** BEGIN **

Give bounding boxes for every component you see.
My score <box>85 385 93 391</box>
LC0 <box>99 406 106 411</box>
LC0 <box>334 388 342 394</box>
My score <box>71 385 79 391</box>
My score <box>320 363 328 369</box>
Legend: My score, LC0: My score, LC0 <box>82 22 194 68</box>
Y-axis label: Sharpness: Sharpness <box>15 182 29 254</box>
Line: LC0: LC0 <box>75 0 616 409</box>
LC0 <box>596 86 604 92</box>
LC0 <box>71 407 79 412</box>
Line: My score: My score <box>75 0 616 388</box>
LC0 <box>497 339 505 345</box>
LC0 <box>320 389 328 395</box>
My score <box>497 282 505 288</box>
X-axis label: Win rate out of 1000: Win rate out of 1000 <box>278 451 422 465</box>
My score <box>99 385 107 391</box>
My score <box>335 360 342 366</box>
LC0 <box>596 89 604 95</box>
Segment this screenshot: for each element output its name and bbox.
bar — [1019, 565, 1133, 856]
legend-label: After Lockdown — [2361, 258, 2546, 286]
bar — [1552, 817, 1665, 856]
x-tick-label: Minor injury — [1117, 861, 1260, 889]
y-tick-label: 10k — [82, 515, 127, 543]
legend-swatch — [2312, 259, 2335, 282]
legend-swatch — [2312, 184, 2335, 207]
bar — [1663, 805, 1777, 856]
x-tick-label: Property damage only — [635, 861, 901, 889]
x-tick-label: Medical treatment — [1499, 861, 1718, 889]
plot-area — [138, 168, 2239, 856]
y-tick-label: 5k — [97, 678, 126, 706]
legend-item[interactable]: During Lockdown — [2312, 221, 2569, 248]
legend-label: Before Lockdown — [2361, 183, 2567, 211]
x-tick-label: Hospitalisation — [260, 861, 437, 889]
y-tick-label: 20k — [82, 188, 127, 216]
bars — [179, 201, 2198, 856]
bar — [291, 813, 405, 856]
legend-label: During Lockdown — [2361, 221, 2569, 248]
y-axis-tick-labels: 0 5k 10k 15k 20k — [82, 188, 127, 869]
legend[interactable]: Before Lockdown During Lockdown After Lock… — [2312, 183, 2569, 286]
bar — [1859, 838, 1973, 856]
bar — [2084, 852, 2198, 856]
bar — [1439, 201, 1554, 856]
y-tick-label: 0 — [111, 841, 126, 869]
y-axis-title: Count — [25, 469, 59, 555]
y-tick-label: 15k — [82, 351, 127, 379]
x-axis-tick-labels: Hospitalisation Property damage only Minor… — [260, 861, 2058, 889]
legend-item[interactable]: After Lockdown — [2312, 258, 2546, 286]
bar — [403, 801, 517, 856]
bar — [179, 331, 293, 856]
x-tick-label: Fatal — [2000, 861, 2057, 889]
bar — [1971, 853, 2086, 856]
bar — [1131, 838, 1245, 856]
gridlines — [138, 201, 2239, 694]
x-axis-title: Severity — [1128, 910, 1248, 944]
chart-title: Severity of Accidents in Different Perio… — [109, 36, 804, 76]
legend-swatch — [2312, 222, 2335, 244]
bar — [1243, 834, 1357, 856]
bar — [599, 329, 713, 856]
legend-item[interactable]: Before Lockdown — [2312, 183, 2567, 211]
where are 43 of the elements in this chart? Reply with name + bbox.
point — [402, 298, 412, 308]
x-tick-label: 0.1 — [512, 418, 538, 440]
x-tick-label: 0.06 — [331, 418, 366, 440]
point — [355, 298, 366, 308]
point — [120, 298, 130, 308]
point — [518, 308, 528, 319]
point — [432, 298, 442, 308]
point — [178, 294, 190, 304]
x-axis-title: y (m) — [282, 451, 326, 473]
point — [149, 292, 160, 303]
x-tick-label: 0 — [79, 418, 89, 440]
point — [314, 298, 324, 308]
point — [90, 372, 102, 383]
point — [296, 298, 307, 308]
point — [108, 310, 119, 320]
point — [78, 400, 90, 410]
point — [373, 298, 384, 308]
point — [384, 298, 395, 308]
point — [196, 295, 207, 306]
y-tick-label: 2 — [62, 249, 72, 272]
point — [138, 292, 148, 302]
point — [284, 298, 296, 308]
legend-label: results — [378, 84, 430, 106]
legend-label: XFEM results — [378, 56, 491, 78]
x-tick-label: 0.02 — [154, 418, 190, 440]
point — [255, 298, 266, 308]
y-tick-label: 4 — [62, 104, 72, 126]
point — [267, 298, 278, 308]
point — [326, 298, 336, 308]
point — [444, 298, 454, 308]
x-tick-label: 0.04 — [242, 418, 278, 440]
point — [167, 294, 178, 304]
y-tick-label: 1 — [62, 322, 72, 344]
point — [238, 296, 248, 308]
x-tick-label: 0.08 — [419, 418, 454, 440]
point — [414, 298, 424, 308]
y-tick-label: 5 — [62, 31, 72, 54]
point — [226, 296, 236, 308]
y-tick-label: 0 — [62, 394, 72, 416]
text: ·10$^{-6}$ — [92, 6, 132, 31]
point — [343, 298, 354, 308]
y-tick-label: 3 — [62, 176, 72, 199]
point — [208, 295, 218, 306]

** END **

Please write out all the records again with "My score" substituted by "Baseline" everywhere it occurs, leaving everything else untouched.

Give bounding boxes for every component you see.
Baseline <box>85 385 93 391</box>
LC0 <box>99 406 106 411</box>
LC0 <box>334 388 342 394</box>
Baseline <box>71 385 79 391</box>
Baseline <box>320 363 328 369</box>
Legend: Baseline, LC0: Baseline, LC0 <box>82 22 194 68</box>
Y-axis label: Sharpness: Sharpness <box>15 182 29 254</box>
Line: LC0: LC0 <box>75 0 616 409</box>
LC0 <box>596 86 604 92</box>
LC0 <box>71 407 79 412</box>
Line: Baseline: Baseline <box>75 0 616 388</box>
LC0 <box>497 339 505 345</box>
LC0 <box>320 389 328 395</box>
Baseline <box>497 282 505 288</box>
X-axis label: Win rate out of 1000: Win rate out of 1000 <box>278 451 422 465</box>
Baseline <box>99 385 107 391</box>
Baseline <box>335 360 342 366</box>
LC0 <box>596 89 604 95</box>
Segment this screenshot: for each element output its name and bbox.
bar — [1019, 565, 1133, 856]
legend-label: After Lockdown — [2361, 258, 2546, 286]
bar — [1552, 817, 1665, 856]
x-tick-label: Minor injury — [1117, 861, 1260, 889]
y-tick-label: 10k — [82, 515, 127, 543]
legend-swatch — [2312, 259, 2335, 282]
legend-swatch — [2312, 184, 2335, 207]
bar — [1663, 805, 1777, 856]
x-tick-label: Property damage only — [635, 861, 901, 889]
x-tick-label: Medical treatment — [1499, 861, 1718, 889]
plot-area — [138, 168, 2239, 856]
y-tick-label: 5k — [97, 678, 126, 706]
legend-item[interactable]: During Lockdown — [2312, 221, 2569, 248]
legend-label: Before Lockdown — [2361, 183, 2567, 211]
x-tick-label: Hospitalisation — [260, 861, 437, 889]
y-tick-label: 20k — [82, 188, 127, 216]
bars — [179, 201, 2198, 856]
bar — [291, 813, 405, 856]
legend-label: During Lockdown — [2361, 221, 2569, 248]
y-axis-tick-labels: 0 5k 10k 15k 20k — [82, 188, 127, 869]
legend[interactable]: Before Lockdown During Lockdown After Lock… — [2312, 183, 2569, 286]
bar — [1859, 838, 1973, 856]
bar — [2084, 852, 2198, 856]
bar — [1439, 201, 1554, 856]
y-tick-label: 0 — [111, 841, 126, 869]
y-axis-title: Count — [25, 469, 59, 555]
y-tick-label: 15k — [82, 351, 127, 379]
x-axis-tick-labels: Hospitalisation Property damage only Minor… — [260, 861, 2058, 889]
legend-item[interactable]: After Lockdown — [2312, 258, 2546, 286]
bar — [403, 801, 517, 856]
bar — [179, 331, 293, 856]
x-tick-label: Fatal — [2000, 861, 2057, 889]
bar — [1971, 853, 2086, 856]
bar — [1131, 838, 1245, 856]
gridlines — [138, 201, 2239, 694]
x-axis-title: Severity — [1128, 910, 1248, 944]
chart-title: Severity of Accidents in Different Perio… — [109, 36, 804, 76]
legend-swatch — [2312, 222, 2335, 244]
bar — [1243, 834, 1357, 856]
bar — [599, 329, 713, 856]
legend-item[interactable]: Before Lockdown — [2312, 183, 2567, 211]
where are 43 of the elements in this chart? Reply with name + bbox.
point — [402, 298, 412, 308]
x-tick-label: 0.1 — [512, 418, 538, 440]
x-tick-label: 0.06 — [331, 418, 366, 440]
point — [355, 298, 366, 308]
point — [120, 298, 130, 308]
point — [518, 308, 528, 319]
point — [432, 298, 442, 308]
point — [178, 294, 190, 304]
x-axis-title: y (m) — [282, 451, 326, 473]
point — [149, 292, 160, 303]
x-tick-label: 0 — [79, 418, 89, 440]
point — [314, 298, 324, 308]
point — [90, 372, 102, 383]
point — [296, 298, 307, 308]
point — [108, 310, 119, 320]
point — [78, 400, 90, 410]
point — [373, 298, 384, 308]
point — [384, 298, 395, 308]
point — [196, 295, 207, 306]
y-tick-label: 2 — [62, 249, 72, 272]
point — [138, 292, 148, 302]
point — [284, 298, 296, 308]
legend-label: results — [378, 84, 430, 106]
legend-label: XFEM results — [378, 56, 491, 78]
x-tick-label: 0.02 — [154, 418, 190, 440]
point — [255, 298, 266, 308]
y-tick-label: 4 — [62, 104, 72, 126]
point — [267, 298, 278, 308]
point — [326, 298, 336, 308]
point — [444, 298, 454, 308]
x-tick-label: 0.04 — [242, 418, 278, 440]
point — [167, 294, 178, 304]
y-tick-label: 1 — [62, 322, 72, 344]
point — [238, 296, 248, 308]
x-tick-label: 0.08 — [419, 418, 454, 440]
point — [414, 298, 424, 308]
y-tick-label: 5 — [62, 31, 72, 54]
point — [226, 296, 236, 308]
y-tick-label: 0 — [62, 394, 72, 416]
text: ·10$^{-6}$ — [92, 6, 132, 31]
point — [343, 298, 354, 308]
y-tick-label: 3 — [62, 176, 72, 199]
point — [208, 295, 218, 306]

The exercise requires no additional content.